What the task asks: Give every line again exactly as it appears, please, but not the pictures.

::::::::

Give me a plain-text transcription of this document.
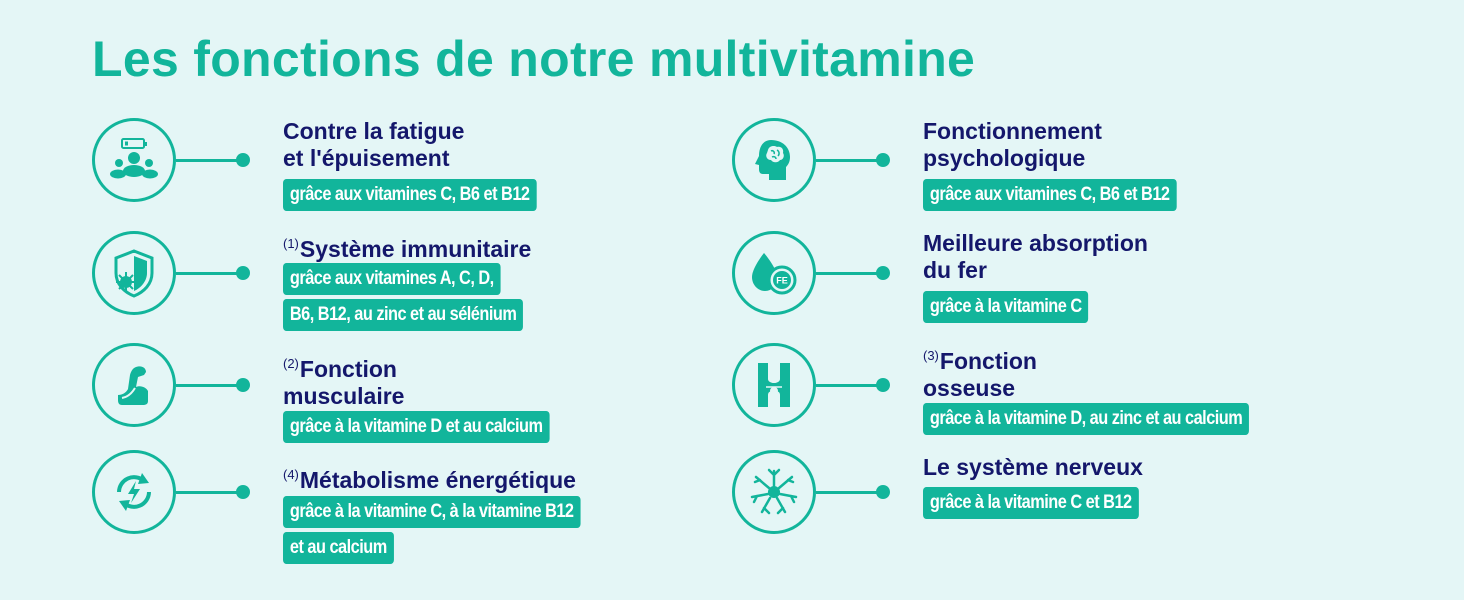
Les fonctions de notre multivitamine
Contre la fatigue
et l'épuisement
grâce aux vitamines C, B6 et B12
$^{(1)}$Système immunitaire
grâce aux vitamines A, C, D,
B6, B12, au zinc et au sélénium
$^{(2)}$Fonction
musculaire
grâce à la vitamine D et au calcium
$^{(4)}$Métabolisme énergétique
grâce à la vitamine C, à la vitamine B12
et au calcium
Fonctionnement
psychologique
grâce aux vitamines C, B6 et B12
FE
Meilleure absorption
du fer
grâce à la vitamine C
$^{(3)}$Fonction
osseuse
grâce à la vitamine D, au zinc et au calcium
Le système nerveux
grâce à la vitamine C et B12
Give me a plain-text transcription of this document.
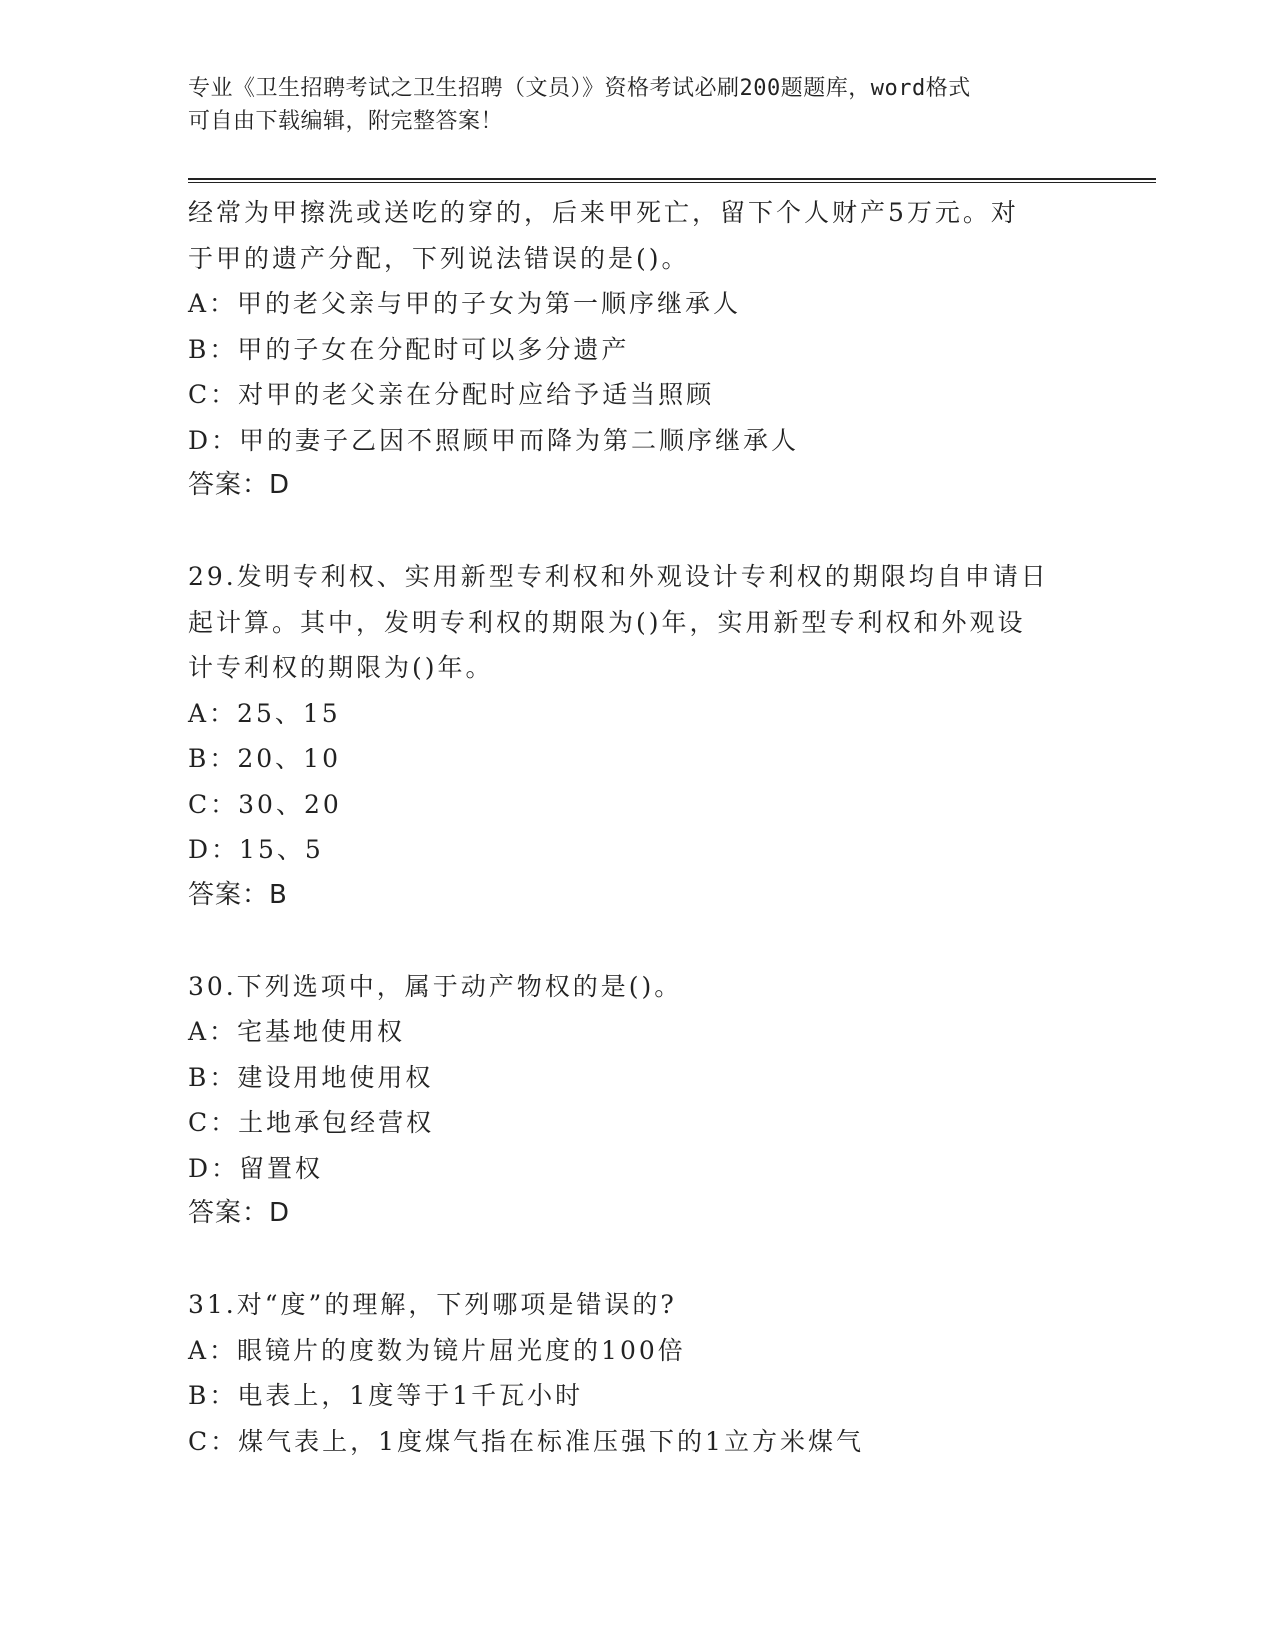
专业《卫生招聘考试之卫生招聘（文员）》资格考试必刷200题题库，word格式
可自由下载编辑，附完整答案！
经常为甲擦洗或送吃的穿的，后来甲死亡，留下个人财产5万元。对
于甲的遗产分配，下列说法错误的是()。
A：甲的老父亲与甲的子女为第一顺序继承人
B：甲的子女在分配时可以多分遗产
C：对甲的老父亲在分配时应给予适当照顾
D：甲的妻子乙因不照顾甲而降为第二顺序继承人
答案：D
29.发明专利权、实用新型专利权和外观设计专利权的期限均自申请日
起计算。其中，发明专利权的期限为()年，实用新型专利权和外观设
计专利权的期限为()年。
A：25、15
B：20、10
C：30、20
D：15、5
答案：B
30.下列选项中，属于动产物权的是()。
A：宅基地使用权
B：建设用地使用权
C：土地承包经营权
D：留置权
答案：D
31.对“度”的理解，下列哪项是错误的?
A：眼镜片的度数为镜片屈光度的100倍
B：电表上，1度等于1千瓦小时
C：煤气表上，1度煤气指在标准压强下的1立方米煤气
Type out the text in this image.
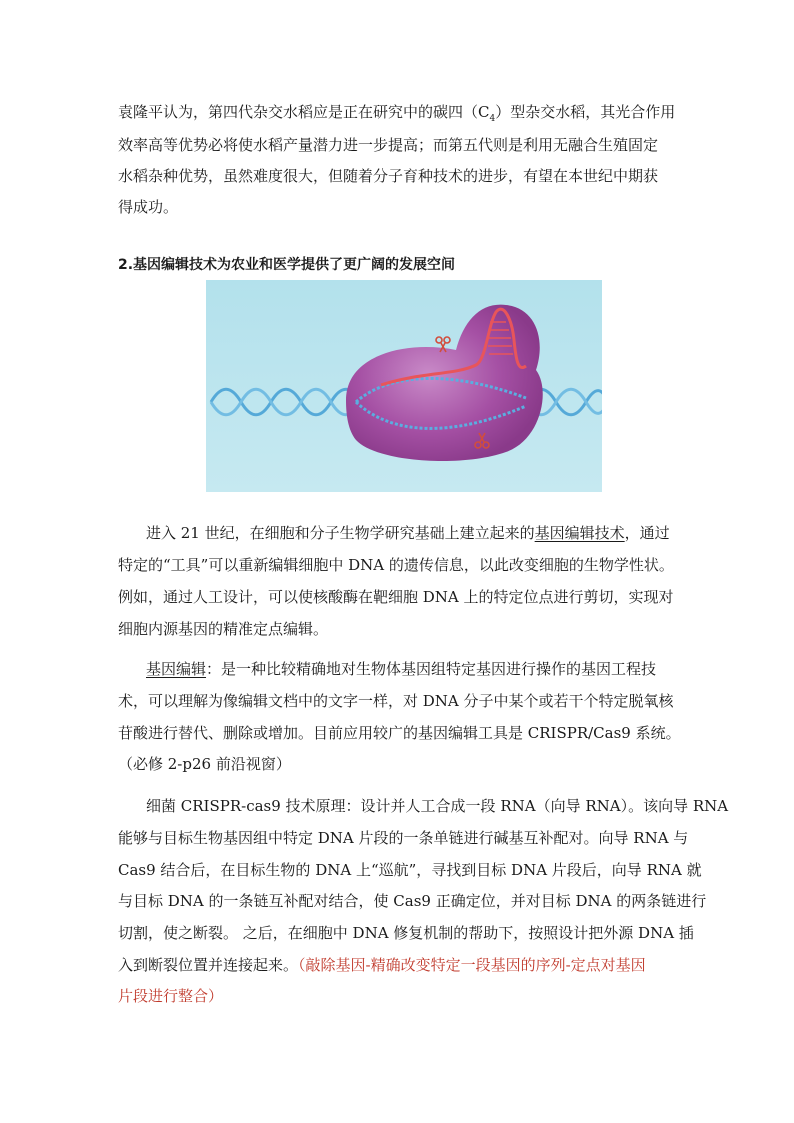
袁隆平认为，第四代杂交水稻应是正在研究中的碳四$(C_4)$型杂交水稻，其光合作用
效率高等优势必将使水稻产量潜力进一步提高；而第五代则是利用无融合生殖固定
水稻杂种优势，虽然难度很大，但随着分子育种技术的进步，有望在本世纪中期获
得成功。
2.基因编辑技术为农业和医学提供了更广阔的发展空间
进入 21 世纪，在细胞和分子生物学研究基础上建立起来的基因编辑技术，通过
特定的“工具”可以重新编辑细胞中 DNA 的遗传信息，以此改变细胞的生物学性状。
例如，通过人工设计，可以使核酸酶在靶细胞 DNA 上的特定位点进行剪切，实现对
细胞内源基因的精准定点编辑。
基因编辑：是一种比较精确地对生物体基因组特定基因进行操作的基因工程技
术，可以理解为像编辑文档中的文字一样，对 DNA 分子中某个或若干个特定脱氧核
苷酸进行替代、删除或增加。目前应用较广的基因编辑工具是 CRISPR/Cas9 系统。
（必修 2-p26 前沿视窗）
细菌 CRISPR-cas9 技术原理：设计并人工合成一段 RNA（向导 RNA）。该向导 RNA
能够与目标生物基因组中特定 DNA 片段的一条单链进行碱基互补配对。向导 RNA 与
Cas9 结合后，在目标生物的 DNA 上“巡航”，寻找到目标 DNA 片段后，向导 RNA 就
与目标 DNA 的一条链互补配对结合，使 Cas9 正确定位，并对目标 DNA 的两条链进行
切割，使之断裂。 之后，在细胞中 DNA 修复机制的帮助下，按照设计把外源 DNA 插
入到断裂位置并连接起来。（敲除基因-精确改变特定一段基因的序列-定点对基因
片段进行整合）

::::::::

Written response:
Give me a plain-text transcription of this document.
Les fonctions de notre multivitamine
Contre la fatigue
et l'épuisement
grâce aux vitamines C, B6 et B12
$^{(1)}$Système immunitaire
grâce aux vitamines A, C, D,
B6, B12, au zinc et au sélénium
$^{(2)}$Fonction
musculaire
grâce à la vitamine D et au calcium
$^{(4)}$Métabolisme énergétique
grâce à la vitamine C, à la vitamine B12
et au calcium
Fonctionnement
psychologique
grâce aux vitamines C, B6 et B12
FE
Meilleure absorption
du fer
grâce à la vitamine C
$^{(3)}$Fonction
osseuse
grâce à la vitamine D, au zinc et au calcium
Le système nerveux
grâce à la vitamine C et B12
Give me a plain-text transcription of this document.
专业《卫生招聘考试之卫生招聘（文员）》资格考试必刷200题题库，word格式
可自由下载编辑，附完整答案！
经常为甲擦洗或送吃的穿的，后来甲死亡，留下个人财产5万元。对
于甲的遗产分配，下列说法错误的是()。
A：甲的老父亲与甲的子女为第一顺序继承人
B：甲的子女在分配时可以多分遗产
C：对甲的老父亲在分配时应给予适当照顾
D：甲的妻子乙因不照顾甲而降为第二顺序继承人
答案：D
29.发明专利权、实用新型专利权和外观设计专利权的期限均自申请日
起计算。其中，发明专利权的期限为()年，实用新型专利权和外观设
计专利权的期限为()年。
A：25、15
B：20、10
C：30、20
D：15、5
答案：B
30.下列选项中，属于动产物权的是()。
A：宅基地使用权
B：建设用地使用权
C：土地承包经营权
D：留置权
答案：D
31.对“度”的理解，下列哪项是错误的?
A：眼镜片的度数为镜片屈光度的100倍
B：电表上，1度等于1千瓦小时
C：煤气表上，1度煤气指在标准压强下的1立方米煤气
Type out the text in this image.
袁隆平认为，第四代杂交水稻应是正在研究中的碳四$(C_4)$型杂交水稻，其光合作用
效率高等优势必将使水稻产量潜力进一步提高；而第五代则是利用无融合生殖固定
水稻杂种优势，虽然难度很大，但随着分子育种技术的进步，有望在本世纪中期获
得成功。
2.基因编辑技术为农业和医学提供了更广阔的发展空间
进入 21 世纪，在细胞和分子生物学研究基础上建立起来的基因编辑技术，通过
特定的“工具”可以重新编辑细胞中 DNA 的遗传信息，以此改变细胞的生物学性状。
例如，通过人工设计，可以使核酸酶在靶细胞 DNA 上的特定位点进行剪切，实现对
细胞内源基因的精准定点编辑。
基因编辑：是一种比较精确地对生物体基因组特定基因进行操作的基因工程技
术，可以理解为像编辑文档中的文字一样，对 DNA 分子中某个或若干个特定脱氧核
苷酸进行替代、删除或增加。目前应用较广的基因编辑工具是 CRISPR/Cas9 系统。
（必修 2-p26 前沿视窗）
细菌 CRISPR-cas9 技术原理：设计并人工合成一段 RNA（向导 RNA）。该向导 RNA
能够与目标生物基因组中特定 DNA 片段的一条单链进行碱基互补配对。向导 RNA 与
Cas9 结合后，在目标生物的 DNA 上“巡航”，寻找到目标 DNA 片段后，向导 RNA 就
与目标 DNA 的一条链互补配对结合，使 Cas9 正确定位，并对目标 DNA 的两条链进行
切割，使之断裂。 之后，在细胞中 DNA 修复机制的帮助下，按照设计把外源 DNA 插
入到断裂位置并连接起来。（敲除基因-精确改变特定一段基因的序列-定点对基因
片段进行整合）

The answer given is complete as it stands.